EXERCISE BRIEF → Select and reproduce each line of the listing below that bears the string "JSON".

◇ ◇ ◇

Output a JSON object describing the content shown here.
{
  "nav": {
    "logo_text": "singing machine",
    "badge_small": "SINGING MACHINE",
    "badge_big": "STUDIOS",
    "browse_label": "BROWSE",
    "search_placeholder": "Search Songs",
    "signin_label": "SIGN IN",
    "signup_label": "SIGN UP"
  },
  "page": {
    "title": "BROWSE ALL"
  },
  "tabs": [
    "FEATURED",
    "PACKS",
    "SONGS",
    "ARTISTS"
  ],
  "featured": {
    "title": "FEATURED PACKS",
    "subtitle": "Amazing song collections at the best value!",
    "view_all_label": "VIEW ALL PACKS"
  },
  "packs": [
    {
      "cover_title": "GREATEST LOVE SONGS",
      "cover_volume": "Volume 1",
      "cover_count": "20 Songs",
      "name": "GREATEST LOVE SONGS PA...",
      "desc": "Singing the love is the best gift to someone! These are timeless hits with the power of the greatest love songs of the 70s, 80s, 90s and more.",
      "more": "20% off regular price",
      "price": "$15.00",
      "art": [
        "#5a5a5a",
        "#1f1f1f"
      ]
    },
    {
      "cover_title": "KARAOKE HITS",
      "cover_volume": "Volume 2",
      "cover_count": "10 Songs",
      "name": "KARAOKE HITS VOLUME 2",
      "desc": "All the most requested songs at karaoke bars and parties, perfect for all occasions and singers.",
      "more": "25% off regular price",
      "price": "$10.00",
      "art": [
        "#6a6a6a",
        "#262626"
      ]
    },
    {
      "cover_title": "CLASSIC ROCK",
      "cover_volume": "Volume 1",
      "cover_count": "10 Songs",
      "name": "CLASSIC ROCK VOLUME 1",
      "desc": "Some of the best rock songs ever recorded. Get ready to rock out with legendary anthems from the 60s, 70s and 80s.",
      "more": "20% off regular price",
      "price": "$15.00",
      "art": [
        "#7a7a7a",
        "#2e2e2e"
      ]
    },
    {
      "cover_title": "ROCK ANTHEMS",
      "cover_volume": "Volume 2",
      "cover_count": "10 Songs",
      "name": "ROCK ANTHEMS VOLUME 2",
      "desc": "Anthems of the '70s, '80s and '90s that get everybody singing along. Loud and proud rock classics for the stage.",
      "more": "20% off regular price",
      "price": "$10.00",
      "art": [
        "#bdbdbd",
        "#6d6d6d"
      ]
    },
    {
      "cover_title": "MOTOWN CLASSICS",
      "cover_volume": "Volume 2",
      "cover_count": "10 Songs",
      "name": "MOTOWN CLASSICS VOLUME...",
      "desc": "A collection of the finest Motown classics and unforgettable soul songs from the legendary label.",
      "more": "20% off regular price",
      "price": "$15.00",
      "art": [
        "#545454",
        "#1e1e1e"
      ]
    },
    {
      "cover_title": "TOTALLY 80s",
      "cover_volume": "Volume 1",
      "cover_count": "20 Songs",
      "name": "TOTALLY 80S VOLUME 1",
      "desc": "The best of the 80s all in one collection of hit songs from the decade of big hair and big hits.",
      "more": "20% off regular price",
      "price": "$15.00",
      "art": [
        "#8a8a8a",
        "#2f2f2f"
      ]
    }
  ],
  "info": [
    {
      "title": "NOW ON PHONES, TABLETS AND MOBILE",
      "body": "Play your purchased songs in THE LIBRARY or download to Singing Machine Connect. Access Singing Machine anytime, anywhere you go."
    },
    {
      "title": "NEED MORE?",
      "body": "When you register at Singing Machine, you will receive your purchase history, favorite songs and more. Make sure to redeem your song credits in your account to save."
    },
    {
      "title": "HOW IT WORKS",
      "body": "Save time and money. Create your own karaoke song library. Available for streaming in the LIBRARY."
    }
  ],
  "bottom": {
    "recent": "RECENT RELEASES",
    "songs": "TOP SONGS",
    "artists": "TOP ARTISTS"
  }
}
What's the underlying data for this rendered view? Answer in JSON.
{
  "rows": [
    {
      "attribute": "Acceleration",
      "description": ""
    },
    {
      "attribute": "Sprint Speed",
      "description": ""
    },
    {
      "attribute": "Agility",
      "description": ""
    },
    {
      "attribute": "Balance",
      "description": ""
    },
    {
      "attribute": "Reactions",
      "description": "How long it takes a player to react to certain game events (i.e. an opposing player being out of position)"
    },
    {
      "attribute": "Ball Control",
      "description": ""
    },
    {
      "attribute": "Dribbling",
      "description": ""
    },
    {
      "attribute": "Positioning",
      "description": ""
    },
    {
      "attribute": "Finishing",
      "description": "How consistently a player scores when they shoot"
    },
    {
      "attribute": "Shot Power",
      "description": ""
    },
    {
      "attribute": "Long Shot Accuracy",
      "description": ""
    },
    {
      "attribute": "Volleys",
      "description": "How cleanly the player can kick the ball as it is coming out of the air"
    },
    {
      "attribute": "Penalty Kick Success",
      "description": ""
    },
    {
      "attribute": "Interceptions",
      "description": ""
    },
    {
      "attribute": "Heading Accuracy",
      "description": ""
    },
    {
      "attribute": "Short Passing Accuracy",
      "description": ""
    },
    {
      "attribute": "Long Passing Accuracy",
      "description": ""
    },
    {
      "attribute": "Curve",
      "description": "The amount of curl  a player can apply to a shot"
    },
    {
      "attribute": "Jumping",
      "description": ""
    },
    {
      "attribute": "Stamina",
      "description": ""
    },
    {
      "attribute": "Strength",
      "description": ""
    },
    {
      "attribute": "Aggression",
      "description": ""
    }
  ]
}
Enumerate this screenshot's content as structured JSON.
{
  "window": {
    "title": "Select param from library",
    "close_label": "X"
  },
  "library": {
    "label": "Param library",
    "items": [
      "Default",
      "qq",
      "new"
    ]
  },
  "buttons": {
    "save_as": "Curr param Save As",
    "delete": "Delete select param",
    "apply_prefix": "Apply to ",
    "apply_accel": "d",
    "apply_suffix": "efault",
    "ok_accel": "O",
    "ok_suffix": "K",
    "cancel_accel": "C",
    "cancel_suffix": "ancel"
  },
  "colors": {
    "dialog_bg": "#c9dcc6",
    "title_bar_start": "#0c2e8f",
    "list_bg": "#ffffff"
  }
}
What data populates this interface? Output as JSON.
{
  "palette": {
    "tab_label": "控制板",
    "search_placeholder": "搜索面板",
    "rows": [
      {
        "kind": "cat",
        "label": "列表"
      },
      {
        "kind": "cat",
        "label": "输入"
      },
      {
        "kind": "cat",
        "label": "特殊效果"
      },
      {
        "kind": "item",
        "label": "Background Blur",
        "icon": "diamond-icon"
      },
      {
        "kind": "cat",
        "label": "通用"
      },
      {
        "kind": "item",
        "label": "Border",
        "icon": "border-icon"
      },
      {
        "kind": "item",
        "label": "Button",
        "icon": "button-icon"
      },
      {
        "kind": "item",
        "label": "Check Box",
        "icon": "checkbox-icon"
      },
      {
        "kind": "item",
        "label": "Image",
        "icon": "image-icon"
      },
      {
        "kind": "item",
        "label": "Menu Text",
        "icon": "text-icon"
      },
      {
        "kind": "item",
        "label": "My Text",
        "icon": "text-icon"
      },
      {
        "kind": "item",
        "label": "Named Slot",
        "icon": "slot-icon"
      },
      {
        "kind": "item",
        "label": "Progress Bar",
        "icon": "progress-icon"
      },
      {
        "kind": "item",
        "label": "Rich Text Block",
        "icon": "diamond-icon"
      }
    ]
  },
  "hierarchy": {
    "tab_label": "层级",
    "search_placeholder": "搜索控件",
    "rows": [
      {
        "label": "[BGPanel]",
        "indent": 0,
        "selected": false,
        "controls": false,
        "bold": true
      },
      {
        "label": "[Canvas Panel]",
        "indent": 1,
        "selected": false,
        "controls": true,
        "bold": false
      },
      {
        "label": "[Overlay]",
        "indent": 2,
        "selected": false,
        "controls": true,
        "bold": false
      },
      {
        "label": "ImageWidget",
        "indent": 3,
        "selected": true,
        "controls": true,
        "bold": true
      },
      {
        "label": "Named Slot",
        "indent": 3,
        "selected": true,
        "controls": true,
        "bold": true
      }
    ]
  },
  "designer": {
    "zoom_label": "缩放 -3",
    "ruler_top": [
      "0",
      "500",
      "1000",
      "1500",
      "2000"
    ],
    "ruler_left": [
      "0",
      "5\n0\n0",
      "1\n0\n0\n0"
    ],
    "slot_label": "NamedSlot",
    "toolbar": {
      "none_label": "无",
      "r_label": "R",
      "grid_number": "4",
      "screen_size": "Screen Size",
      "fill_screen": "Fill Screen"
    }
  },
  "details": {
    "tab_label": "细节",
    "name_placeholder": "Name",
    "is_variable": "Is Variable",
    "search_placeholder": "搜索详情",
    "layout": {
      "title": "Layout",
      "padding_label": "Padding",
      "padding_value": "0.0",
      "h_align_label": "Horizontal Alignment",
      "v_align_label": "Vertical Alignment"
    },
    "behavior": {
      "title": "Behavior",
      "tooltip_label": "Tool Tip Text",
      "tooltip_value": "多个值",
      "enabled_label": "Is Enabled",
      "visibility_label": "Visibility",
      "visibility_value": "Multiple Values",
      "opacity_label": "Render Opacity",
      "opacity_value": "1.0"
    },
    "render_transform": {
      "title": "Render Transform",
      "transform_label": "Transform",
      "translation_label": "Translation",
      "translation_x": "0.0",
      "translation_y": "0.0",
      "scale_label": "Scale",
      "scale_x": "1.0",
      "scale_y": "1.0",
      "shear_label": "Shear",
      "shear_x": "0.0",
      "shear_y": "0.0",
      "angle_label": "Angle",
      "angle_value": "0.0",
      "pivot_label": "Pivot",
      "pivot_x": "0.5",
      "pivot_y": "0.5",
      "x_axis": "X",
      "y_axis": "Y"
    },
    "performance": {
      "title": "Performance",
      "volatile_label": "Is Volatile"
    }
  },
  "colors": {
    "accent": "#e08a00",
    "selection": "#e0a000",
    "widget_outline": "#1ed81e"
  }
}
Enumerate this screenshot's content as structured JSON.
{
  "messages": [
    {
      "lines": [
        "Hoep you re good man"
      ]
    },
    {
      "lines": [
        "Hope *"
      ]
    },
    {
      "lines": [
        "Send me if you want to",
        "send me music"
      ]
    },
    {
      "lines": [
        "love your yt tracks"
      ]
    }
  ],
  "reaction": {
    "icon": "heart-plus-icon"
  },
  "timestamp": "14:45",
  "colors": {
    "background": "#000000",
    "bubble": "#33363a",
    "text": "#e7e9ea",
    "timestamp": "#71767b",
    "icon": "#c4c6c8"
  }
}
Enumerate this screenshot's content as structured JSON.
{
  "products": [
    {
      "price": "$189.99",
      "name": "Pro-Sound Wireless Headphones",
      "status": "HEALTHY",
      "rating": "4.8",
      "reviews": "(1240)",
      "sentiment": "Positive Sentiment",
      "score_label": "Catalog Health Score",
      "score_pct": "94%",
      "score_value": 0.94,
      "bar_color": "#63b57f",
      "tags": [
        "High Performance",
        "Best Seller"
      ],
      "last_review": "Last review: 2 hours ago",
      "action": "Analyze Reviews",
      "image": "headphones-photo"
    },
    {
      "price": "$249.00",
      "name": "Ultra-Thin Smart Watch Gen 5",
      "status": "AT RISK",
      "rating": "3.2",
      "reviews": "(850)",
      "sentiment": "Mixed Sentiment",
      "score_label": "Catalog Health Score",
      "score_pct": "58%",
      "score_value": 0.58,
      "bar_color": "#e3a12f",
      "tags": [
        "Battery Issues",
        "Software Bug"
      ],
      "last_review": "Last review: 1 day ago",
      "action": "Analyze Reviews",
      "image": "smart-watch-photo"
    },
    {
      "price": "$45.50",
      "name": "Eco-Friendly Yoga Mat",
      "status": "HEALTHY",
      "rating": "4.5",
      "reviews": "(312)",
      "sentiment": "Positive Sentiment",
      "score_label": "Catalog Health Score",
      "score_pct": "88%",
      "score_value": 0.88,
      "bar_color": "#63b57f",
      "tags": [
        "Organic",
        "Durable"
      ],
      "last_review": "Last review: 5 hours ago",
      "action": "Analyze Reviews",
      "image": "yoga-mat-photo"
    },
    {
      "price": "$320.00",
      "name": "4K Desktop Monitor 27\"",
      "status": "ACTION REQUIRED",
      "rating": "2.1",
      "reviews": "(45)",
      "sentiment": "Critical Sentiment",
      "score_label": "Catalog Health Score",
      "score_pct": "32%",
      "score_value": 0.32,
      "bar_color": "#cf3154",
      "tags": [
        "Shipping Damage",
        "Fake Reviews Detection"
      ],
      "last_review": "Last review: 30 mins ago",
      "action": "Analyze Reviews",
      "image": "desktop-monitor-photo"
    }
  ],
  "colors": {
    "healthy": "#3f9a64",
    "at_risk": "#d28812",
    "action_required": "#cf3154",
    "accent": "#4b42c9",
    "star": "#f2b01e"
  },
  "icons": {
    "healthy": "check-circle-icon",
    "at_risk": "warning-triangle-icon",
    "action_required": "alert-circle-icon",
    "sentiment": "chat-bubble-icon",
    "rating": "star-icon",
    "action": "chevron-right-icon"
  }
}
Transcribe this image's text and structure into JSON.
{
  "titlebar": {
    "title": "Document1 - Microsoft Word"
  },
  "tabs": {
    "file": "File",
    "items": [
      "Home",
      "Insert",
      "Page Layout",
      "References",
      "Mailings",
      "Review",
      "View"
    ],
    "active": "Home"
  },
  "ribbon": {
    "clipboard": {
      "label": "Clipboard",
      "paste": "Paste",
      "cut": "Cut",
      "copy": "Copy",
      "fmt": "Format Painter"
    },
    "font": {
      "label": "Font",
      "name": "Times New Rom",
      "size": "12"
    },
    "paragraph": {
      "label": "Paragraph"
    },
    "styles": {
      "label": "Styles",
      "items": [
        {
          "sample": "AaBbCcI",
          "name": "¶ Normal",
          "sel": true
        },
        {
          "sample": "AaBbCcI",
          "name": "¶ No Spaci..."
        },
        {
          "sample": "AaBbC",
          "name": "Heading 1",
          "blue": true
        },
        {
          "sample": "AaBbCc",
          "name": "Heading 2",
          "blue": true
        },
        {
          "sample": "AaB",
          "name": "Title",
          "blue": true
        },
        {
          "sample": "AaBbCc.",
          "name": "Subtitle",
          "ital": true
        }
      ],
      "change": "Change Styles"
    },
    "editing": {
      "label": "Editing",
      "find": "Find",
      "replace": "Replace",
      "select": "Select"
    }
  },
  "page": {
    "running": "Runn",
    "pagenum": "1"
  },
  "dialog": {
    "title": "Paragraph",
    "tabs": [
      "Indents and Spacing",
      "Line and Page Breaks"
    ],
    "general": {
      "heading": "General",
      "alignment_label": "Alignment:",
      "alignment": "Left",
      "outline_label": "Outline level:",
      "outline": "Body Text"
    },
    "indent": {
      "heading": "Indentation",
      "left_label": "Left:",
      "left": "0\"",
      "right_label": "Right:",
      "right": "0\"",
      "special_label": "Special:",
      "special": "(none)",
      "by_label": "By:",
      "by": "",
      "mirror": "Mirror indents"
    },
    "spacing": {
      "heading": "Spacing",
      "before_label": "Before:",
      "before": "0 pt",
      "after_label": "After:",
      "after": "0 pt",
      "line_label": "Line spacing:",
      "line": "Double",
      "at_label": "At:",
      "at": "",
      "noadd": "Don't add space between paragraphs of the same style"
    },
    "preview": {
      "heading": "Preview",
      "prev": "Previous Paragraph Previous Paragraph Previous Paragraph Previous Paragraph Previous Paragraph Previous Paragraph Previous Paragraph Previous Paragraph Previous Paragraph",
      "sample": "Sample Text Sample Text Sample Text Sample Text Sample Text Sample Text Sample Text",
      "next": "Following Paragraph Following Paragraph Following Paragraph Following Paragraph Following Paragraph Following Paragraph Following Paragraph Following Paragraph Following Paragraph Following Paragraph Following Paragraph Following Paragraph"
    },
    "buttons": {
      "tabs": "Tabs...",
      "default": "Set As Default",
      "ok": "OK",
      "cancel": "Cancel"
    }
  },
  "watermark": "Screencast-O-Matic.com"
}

◇ ◇ ◇

REPLY →
Output a JSON object describing the content shown here.
What's the underlying data for this rendered view? Answer in JSON.
Enumerate this screenshot's content as structured JSON.
What data populates this interface? Output as JSON.
Enumerate this screenshot's content as structured JSON.
Enumerate this screenshot's content as structured JSON.
Transcribe this image's text and structure into JSON.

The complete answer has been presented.